# TASK GOAL:
Read the listing and extract each line that includes the word "icon".

....

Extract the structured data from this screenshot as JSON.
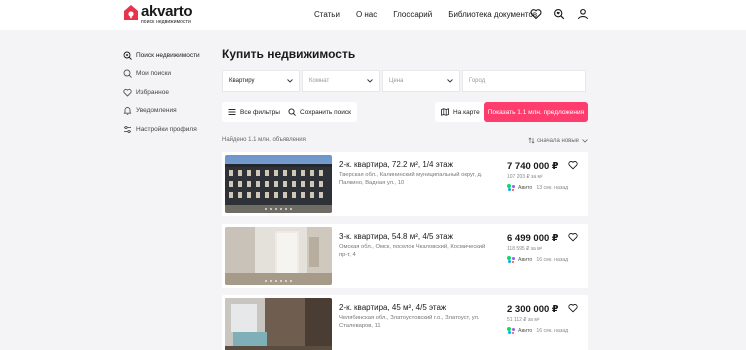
{
  "header": {
    "logo_name": "akvarto",
    "logo_tagline": "поиск недвижимости",
    "nav": [
      "Статьи",
      "О нас",
      "Глоссарий",
      "Библиотека документов"
    ]
  },
  "sidebar": {
    "items": [
      {
        "label": "Поиск недвижимости",
        "icon": "search-icon"
      },
      {
        "label": "Мои поиски",
        "icon": "saved-search-icon"
      },
      {
        "label": "Избранное",
        "icon": "heart-icon"
      },
      {
        "label": "Уведомления",
        "icon": "bell-icon"
      },
      {
        "label": "Настройки профиля",
        "icon": "sliders-icon"
      }
    ]
  },
  "main": {
    "title": "Купить недвижимость",
    "filters": {
      "type_value": "Квартиру",
      "rooms_placeholder": "Комнат",
      "price_placeholder": "Цена",
      "city_placeholder": "Город"
    },
    "buttons": {
      "all_filters": "Все фильтры",
      "save_search": "Сохранить поиск",
      "on_map": "На карте",
      "show_results": "Показать 1.1 млн. предложения"
    },
    "found_text": "Найдено 1.1 млн. объявления",
    "sort_label": "сначала новые"
  },
  "listings": [
    {
      "title": "2-к. квартира, 72.2 м², 1/4 этаж",
      "address": "Тверская обл., Калининский муниципальный округ, д. Палкино, Вадная ул., 10",
      "price": "7 740 000 ₽",
      "price_per_m2": "107 203 ₽ за м²",
      "source": "Авито",
      "ago": "13 сек. назад"
    },
    {
      "title": "3-к. квартира, 54.8 м², 4/5 этаж",
      "address": "Омская обл., Омск, поселок Чкаловский, Космический пр-т, 4",
      "price": "6 499 000 ₽",
      "price_per_m2": "118 595 ₽ за м²",
      "source": "Авито",
      "ago": "16 сек. назад"
    },
    {
      "title": "2-к. квартира, 45 м², 4/5 этаж",
      "address": "Челябинская обл., Златоустовский г.о., Златоуст, ул. Сталеваров, 11",
      "price": "2 300 000 ₽",
      "price_per_m2": "51 112 ₽ за м²",
      "source": "Авито",
      "ago": "16 сек. назад"
    }
  ],
  "colors": {
    "accent": "#ff3c6e",
    "logo": "#e8334a",
    "background": "#f4f4f6"
  }
}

....

# RESPONSE:
        "icon": "search-icon"
        "icon": "saved-search-icon"
        "icon": "heart-icon"
        "icon": "bell-icon"
        "icon": "sliders-icon"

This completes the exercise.